| Problem description |
In the listing below, pick out lines with "Городское".

Records

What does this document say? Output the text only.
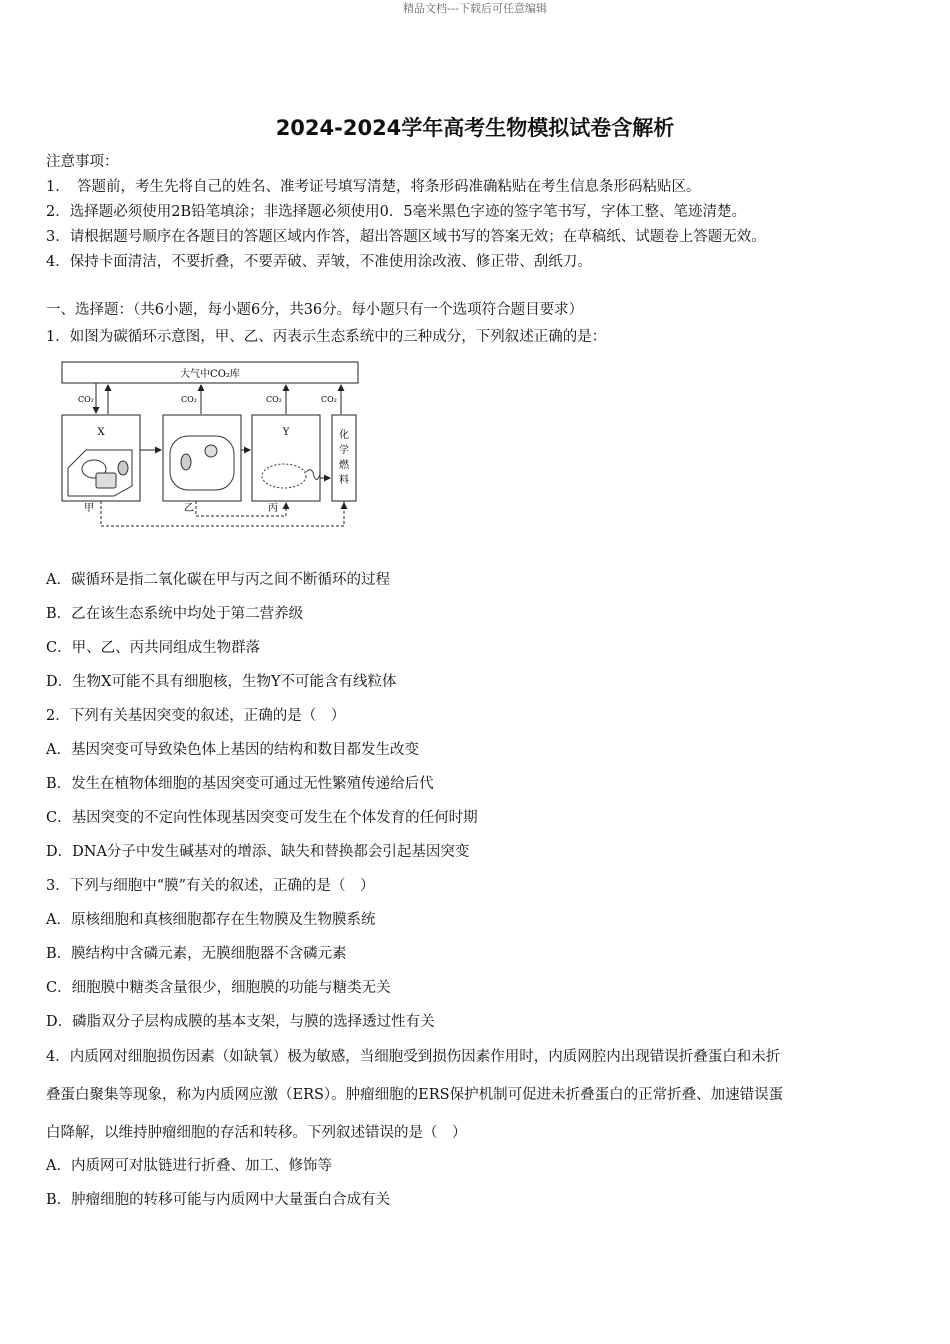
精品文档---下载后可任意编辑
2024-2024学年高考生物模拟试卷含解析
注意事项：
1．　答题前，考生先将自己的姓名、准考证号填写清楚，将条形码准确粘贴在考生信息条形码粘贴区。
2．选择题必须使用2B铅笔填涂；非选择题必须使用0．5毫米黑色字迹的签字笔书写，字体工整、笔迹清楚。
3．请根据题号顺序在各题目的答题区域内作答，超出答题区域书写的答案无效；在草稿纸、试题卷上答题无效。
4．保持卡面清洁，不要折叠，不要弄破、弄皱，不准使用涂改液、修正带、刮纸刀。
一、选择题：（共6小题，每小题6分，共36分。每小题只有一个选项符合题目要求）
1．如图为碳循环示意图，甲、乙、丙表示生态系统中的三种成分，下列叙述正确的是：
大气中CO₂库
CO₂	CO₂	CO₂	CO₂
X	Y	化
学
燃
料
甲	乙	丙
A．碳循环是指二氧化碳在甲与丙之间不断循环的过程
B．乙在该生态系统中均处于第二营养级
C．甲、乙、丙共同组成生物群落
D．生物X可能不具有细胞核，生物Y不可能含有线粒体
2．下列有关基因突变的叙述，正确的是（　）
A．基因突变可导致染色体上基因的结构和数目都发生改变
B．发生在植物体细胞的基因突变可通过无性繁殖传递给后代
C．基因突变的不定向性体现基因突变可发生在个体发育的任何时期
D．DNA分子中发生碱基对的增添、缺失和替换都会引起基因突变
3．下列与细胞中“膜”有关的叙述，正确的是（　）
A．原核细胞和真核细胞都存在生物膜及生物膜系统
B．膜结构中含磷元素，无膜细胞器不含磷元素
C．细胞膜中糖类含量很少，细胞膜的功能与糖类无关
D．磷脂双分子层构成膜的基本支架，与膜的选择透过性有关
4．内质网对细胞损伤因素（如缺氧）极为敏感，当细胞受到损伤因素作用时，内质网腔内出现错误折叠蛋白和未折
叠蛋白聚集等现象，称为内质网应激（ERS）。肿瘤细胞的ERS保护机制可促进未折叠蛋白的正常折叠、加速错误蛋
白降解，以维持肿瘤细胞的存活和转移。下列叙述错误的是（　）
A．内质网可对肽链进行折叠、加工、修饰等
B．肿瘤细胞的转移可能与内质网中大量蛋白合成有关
==
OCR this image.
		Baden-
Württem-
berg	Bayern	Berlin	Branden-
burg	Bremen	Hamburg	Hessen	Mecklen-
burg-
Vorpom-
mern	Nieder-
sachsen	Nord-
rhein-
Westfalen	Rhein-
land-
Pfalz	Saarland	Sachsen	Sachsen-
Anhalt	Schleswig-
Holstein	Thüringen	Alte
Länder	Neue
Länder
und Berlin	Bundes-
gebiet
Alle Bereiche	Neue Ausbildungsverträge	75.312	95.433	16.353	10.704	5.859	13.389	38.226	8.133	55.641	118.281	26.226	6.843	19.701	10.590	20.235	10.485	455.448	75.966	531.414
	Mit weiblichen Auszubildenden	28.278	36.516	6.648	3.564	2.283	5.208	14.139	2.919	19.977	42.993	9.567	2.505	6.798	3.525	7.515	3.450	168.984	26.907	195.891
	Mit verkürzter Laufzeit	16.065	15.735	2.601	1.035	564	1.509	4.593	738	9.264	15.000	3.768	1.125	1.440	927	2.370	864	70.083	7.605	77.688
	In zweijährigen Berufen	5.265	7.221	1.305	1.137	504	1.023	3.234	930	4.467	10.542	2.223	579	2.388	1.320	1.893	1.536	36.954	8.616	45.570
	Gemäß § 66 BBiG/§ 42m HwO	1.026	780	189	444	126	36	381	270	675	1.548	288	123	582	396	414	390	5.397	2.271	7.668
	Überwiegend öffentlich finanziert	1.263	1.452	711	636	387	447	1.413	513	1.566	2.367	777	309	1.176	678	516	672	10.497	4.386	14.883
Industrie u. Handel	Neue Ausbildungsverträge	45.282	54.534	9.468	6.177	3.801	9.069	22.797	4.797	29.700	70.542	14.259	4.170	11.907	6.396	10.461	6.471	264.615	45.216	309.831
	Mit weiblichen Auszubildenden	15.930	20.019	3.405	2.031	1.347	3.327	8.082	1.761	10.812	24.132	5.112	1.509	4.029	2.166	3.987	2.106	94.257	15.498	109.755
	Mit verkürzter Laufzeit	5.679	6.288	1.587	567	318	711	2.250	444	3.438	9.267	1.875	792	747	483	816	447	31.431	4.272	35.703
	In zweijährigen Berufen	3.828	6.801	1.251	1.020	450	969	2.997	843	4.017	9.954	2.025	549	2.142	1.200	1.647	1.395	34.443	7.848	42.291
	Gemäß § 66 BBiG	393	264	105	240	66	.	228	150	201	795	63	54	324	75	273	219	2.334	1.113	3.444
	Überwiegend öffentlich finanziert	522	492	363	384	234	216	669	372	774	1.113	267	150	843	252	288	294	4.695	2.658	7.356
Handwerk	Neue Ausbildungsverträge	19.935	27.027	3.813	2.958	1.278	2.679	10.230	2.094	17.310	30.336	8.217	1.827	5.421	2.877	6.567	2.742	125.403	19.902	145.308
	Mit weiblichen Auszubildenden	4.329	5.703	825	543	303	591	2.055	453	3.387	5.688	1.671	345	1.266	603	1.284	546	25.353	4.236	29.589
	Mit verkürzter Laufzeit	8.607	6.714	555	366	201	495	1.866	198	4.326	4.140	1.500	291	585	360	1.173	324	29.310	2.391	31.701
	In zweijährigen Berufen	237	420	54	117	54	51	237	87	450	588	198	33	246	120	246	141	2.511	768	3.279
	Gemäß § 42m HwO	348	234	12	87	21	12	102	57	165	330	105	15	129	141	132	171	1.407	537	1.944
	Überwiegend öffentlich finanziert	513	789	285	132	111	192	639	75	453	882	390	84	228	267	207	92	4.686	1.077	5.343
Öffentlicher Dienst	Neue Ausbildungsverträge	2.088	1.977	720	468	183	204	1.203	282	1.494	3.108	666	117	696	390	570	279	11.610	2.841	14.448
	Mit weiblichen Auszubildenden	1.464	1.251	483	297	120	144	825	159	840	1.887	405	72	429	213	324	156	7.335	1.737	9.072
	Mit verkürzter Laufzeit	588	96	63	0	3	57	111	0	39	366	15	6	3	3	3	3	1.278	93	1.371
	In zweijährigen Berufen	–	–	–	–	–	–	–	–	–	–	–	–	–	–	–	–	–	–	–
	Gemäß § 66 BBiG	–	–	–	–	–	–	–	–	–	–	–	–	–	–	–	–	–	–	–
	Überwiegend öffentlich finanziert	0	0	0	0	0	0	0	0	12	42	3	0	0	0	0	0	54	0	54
...
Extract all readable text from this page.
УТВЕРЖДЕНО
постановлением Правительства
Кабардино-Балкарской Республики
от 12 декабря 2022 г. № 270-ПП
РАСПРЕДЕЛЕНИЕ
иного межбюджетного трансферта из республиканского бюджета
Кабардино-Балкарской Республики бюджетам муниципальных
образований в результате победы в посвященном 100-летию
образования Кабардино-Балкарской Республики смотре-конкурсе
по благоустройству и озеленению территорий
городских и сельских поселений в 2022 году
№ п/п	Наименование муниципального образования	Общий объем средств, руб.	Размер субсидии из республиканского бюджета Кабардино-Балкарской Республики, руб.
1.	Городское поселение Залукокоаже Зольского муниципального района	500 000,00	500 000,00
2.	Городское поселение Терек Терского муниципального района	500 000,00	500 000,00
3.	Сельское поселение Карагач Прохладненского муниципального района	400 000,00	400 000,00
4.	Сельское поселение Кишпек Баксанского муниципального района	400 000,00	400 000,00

| Final result |
1.	Городское поселение Залукокоаже Зольского муниципального района	500 000,00	500 000,00
2.	Городское поселение Терек Терского муниципального района	500 000,00	500 000,00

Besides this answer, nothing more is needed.